[Stored items]

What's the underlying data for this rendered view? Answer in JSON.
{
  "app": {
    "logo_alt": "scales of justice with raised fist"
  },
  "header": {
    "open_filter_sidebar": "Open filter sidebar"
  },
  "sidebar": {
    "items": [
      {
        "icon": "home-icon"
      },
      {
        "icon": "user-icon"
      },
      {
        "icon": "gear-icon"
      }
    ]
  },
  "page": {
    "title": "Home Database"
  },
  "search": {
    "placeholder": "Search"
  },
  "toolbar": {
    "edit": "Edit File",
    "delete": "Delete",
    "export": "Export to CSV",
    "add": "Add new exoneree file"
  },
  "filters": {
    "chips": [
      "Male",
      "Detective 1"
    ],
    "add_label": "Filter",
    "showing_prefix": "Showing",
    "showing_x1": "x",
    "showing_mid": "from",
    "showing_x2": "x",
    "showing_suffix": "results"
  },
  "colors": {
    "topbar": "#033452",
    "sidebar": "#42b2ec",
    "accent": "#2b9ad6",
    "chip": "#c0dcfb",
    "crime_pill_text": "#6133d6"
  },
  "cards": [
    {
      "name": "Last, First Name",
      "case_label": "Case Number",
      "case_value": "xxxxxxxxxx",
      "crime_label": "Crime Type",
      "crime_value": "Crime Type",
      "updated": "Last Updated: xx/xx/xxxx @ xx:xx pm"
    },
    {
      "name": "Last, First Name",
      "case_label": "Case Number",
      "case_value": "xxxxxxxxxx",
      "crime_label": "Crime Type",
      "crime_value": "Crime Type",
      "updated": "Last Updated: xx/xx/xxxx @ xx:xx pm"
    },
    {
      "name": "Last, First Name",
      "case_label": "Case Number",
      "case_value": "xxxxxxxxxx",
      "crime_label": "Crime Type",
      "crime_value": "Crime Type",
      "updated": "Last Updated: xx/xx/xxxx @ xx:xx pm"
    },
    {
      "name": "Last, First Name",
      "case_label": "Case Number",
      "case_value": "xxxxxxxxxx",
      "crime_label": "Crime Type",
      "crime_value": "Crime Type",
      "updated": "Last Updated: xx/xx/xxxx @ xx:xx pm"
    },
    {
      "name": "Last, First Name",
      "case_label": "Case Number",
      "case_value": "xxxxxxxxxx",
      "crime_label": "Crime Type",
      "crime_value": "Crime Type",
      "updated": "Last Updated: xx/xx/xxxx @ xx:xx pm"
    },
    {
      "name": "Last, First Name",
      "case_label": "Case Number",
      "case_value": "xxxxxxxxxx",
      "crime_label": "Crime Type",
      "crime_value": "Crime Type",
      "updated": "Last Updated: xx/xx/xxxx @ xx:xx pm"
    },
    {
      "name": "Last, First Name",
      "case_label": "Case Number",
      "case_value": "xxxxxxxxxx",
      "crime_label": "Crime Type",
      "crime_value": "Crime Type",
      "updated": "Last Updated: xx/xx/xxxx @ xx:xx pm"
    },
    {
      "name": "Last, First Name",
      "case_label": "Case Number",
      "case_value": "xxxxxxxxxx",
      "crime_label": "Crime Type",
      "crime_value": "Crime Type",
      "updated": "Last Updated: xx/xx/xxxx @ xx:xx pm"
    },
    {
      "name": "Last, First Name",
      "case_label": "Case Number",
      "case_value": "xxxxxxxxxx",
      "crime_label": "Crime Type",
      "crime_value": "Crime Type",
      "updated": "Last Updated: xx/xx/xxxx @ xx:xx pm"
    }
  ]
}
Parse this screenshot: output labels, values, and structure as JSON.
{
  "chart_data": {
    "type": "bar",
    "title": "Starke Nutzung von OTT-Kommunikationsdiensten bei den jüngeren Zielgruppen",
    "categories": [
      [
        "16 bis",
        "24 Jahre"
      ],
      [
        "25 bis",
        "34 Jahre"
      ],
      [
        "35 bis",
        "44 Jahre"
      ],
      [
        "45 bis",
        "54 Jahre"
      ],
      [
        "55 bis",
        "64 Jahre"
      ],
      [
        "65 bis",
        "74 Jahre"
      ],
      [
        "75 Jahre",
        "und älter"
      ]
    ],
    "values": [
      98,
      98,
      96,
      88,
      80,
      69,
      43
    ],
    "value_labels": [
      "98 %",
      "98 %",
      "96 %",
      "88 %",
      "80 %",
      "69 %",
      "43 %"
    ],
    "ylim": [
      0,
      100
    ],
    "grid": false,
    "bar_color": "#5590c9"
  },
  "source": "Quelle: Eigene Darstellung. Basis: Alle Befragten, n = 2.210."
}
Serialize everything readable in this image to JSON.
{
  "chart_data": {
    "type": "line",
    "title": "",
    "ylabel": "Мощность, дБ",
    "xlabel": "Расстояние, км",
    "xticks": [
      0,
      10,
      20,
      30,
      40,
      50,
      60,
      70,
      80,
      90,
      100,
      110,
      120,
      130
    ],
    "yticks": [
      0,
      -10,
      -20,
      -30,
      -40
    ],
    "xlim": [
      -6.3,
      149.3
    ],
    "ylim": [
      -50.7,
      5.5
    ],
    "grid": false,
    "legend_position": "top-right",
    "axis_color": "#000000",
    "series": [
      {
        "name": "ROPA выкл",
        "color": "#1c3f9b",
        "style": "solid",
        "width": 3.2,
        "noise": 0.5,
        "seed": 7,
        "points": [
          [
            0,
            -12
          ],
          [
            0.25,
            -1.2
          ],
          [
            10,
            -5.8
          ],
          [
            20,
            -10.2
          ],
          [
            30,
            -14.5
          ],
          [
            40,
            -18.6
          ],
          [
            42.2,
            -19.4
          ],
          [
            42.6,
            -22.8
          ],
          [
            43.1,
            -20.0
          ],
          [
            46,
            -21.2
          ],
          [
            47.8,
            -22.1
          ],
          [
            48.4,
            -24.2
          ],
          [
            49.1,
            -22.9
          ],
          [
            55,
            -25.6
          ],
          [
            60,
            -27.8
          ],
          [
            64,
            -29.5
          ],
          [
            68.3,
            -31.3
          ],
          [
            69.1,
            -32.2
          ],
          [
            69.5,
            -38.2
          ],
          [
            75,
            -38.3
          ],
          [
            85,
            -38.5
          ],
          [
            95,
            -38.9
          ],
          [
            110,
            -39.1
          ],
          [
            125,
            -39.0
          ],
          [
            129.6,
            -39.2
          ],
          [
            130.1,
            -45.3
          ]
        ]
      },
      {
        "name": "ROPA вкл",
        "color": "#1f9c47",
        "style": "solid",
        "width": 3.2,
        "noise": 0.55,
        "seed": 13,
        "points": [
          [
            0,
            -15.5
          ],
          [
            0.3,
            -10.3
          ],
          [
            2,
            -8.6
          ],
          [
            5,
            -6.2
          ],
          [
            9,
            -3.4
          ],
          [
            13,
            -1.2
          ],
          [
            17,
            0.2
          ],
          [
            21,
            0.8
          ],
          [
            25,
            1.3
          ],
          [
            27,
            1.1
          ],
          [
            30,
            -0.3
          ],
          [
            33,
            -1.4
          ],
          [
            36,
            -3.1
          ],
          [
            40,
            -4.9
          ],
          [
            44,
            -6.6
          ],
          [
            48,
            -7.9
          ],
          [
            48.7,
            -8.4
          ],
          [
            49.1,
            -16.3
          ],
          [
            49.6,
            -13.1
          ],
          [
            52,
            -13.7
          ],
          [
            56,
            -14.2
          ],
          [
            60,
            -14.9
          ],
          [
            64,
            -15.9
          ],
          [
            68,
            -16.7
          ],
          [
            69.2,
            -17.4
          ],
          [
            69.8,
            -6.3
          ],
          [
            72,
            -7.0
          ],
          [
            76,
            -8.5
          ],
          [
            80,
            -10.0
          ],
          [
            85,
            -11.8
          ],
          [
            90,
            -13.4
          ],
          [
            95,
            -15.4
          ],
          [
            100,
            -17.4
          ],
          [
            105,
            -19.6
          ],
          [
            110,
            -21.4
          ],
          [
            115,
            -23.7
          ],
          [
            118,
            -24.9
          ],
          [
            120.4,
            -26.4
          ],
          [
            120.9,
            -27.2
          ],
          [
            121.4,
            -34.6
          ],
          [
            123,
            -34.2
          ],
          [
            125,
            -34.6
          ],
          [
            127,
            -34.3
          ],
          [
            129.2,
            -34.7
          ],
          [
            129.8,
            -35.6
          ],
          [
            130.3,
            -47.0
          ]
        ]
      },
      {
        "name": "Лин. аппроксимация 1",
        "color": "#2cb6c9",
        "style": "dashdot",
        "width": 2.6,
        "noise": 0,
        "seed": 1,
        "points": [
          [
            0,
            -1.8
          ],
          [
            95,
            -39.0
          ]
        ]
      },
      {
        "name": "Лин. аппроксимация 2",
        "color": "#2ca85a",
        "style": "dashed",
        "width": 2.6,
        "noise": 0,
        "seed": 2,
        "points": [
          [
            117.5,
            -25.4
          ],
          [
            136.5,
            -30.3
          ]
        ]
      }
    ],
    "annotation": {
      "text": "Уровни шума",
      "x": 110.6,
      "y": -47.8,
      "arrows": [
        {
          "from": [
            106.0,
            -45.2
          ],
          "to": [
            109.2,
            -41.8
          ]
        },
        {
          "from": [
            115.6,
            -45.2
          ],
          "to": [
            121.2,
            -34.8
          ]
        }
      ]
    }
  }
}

# [Do this]
Return all lines containing "style".

# [Finished task]
        "style": "solid",
        "style": "solid",
        "style": "dashdot",
        "style": "dashed",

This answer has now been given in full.